Texte:
'''
Ou le ressenti du schizophrène.
Pour tout dire, on m'aurait dit ce qu'il en retournait que je n'y serais point allé.
Les plans brutaux accompagnés d'une stridence de violon histoire de faire bondir tout le monde, les plans sombres d'où sort tout à coup une nana ensanglantée, j'ai jamais aimé, rapport à quelque traumatisme dont je vous épargnerai la cure psychanalytique.
Heureusement, il se trouve que je pensais aller voir un film de danse (histoire de convaincre ma compagne) et de musique classique (histoire de me convaincre), avec Nathalie Portman (histoire de me reconvaincre) et Vincent Cassel (pour en finir). Je n'avais lu aucune critique, ne connaissais pas le film le matin même avant d'y aller, et avais juste vu de loin le mot "schizo" dans une critique.
Heureusement donc, je ne savais rien de l'enjeu réel du film. Heureusement donc, j'y suis allé. Et heureusement répétai-je, puisque ce film, bien qu'aillant réveillé mes bonnes vieilles angoisses (lire ci-dessus), est extraordinaire pour une raison qui ne peut qu'enflammer mon âme d'étudiant psychiatre : il retranscrit à merveille le monde tellement angoissant dans lequel peut vivre un schizophrène.
Alors voilà, ça fait un peu péteux de dire ça, mais il se trouve qu'on discutait de ce sujet justement la semaine avant avec des amis, et que nous ne trouvions aucun film qui ait réussi à vraiment montrer ce que pouvait ressentir un schizophrène lors des phases délirantes. Généralement, on tombe dans le psychédélique coloré, ou dans l'hallucination un peu zarb. Et bien là, le côté glauque m'a rappelé certains entretiens que j'ai pu avoir avec des patients, au point que je me demande si un consultant psychiatre n'était pas sur le tournage (c'est un peu la mode des consultants...).
'''
Matériel fourni:
'''
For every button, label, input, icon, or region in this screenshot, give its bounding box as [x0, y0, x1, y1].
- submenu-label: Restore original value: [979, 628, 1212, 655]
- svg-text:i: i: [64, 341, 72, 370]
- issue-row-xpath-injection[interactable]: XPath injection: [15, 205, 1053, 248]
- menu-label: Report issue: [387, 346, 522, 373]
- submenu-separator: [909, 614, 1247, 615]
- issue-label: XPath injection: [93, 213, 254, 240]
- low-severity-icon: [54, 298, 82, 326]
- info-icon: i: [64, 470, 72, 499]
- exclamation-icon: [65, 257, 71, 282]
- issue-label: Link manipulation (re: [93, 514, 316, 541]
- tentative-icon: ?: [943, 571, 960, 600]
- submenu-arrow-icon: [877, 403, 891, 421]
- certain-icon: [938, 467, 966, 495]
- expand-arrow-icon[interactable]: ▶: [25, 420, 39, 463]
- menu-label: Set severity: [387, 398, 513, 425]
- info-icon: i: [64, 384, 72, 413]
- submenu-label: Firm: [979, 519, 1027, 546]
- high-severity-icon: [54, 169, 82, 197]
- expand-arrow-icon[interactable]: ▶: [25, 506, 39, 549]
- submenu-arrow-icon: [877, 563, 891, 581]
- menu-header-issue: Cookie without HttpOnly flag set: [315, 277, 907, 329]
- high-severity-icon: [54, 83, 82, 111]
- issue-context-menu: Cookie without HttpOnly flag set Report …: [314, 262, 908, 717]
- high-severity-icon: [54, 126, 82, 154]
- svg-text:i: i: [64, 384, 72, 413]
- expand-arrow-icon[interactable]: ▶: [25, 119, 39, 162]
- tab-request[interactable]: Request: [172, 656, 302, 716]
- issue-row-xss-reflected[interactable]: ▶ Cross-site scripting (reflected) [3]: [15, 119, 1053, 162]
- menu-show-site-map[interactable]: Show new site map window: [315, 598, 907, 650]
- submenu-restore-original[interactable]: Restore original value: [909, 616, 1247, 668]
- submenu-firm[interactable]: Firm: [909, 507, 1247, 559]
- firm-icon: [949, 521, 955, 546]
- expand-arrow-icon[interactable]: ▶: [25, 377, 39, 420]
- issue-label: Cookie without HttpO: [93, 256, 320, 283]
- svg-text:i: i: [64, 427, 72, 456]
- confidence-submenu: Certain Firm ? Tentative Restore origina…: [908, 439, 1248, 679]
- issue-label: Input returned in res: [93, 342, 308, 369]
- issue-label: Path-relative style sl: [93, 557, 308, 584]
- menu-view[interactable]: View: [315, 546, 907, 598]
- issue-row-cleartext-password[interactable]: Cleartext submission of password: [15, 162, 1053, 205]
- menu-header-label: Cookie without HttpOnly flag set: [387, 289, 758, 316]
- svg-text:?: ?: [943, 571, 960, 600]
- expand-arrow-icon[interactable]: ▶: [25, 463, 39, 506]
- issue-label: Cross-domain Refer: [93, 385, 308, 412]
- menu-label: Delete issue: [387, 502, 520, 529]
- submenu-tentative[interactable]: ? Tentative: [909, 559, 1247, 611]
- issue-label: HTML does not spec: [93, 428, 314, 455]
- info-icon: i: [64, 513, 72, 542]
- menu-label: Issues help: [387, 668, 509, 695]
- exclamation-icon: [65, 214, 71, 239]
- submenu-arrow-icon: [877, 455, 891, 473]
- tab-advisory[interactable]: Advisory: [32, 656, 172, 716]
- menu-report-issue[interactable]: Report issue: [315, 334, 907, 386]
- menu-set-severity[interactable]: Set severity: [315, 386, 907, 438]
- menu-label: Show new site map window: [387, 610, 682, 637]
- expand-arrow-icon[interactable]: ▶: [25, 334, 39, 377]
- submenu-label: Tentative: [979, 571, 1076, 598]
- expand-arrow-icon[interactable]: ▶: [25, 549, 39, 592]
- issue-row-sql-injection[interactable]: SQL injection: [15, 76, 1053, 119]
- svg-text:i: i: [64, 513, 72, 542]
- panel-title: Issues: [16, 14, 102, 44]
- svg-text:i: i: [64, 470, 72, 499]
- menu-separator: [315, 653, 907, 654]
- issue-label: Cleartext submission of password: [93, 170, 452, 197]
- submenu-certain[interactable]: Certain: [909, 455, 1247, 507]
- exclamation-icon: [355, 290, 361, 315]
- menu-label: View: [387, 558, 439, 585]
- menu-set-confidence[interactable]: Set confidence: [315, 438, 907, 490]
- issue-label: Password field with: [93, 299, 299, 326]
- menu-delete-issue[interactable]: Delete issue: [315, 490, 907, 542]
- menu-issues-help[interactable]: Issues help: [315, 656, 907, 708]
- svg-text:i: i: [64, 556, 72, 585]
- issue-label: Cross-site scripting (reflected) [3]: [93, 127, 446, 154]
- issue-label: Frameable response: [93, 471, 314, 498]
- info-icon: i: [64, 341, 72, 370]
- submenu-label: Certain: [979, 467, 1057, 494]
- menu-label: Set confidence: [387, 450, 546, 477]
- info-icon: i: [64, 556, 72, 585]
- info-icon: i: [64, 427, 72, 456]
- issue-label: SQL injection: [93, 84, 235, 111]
'''
Consigne 1: D'après le texte sur le film, quel mot avait seulement été vu de loin dans une critique avant la séance ?
Consigne 2: Transcrivez, s'il vous plaît, le passage du texte sur le film qui s'ouvre sur les mots contenant « Les plans brutaux » et se clôt sur « dans une critique. ».
Consigne 3: Rédigez la suite du texte sur le film, en reprenant juste après sa dernière phrase.

Réponse 1: Le mot « schizo ».

Réponse 2:
Les plans brutaux accompagnés d'une stridence de violon histoire de faire bondir tout le monde, les plans sombres d'où sort tout à coup une nana ensanglantée, j'ai jamais aimé, rapport à quelque traumatisme dont je vous épargnerai la cure psychanalytique.
Heureusement, il se trouve que je pensais aller voir un film de danse (histoire de convaincre ma compagne) et de musique classique (histoire de me convaincre), avec Nathalie Portman (histoire de me reconvaincre) et Vincent Cassel (pour en finir). Je n'avais lu aucune critique, ne connaissais pas le film le matin même avant d'y aller, et avais juste vu de loin le mot "schizo" dans une critique.

Réponse 3:
Alors, hormis ce côté psy, il faut bien sûr rajouter la performance physique et artistique de Nathalie Portman, dérengeante physiquement (quasi anorexique) et psychologiquement ; la musique de Mansell, toujours particulière, et ici si bien calquée sur celle de Tchaikovsky ; les personnages secondaires, de la mère à la concurrente sexy ; les décors et costumes, alternant tout du long la dualité noire/blanc (cygne noir / cygne blanc), et j'en aurai bien d'autres à raconter.
Seul bémol à mon sens, qui lui vaut la perte d'une étoile : le jeu sur le suspens horrifique et la stridance du violon à chaque volte face, qui m'agace et, je le reconnais, m'effraie, mais sans éveiller le côté jouissance de la peur...
Voilà, un autre film d'Aranofsky à rajouter au panthéon ? en tout cas, à aller voir!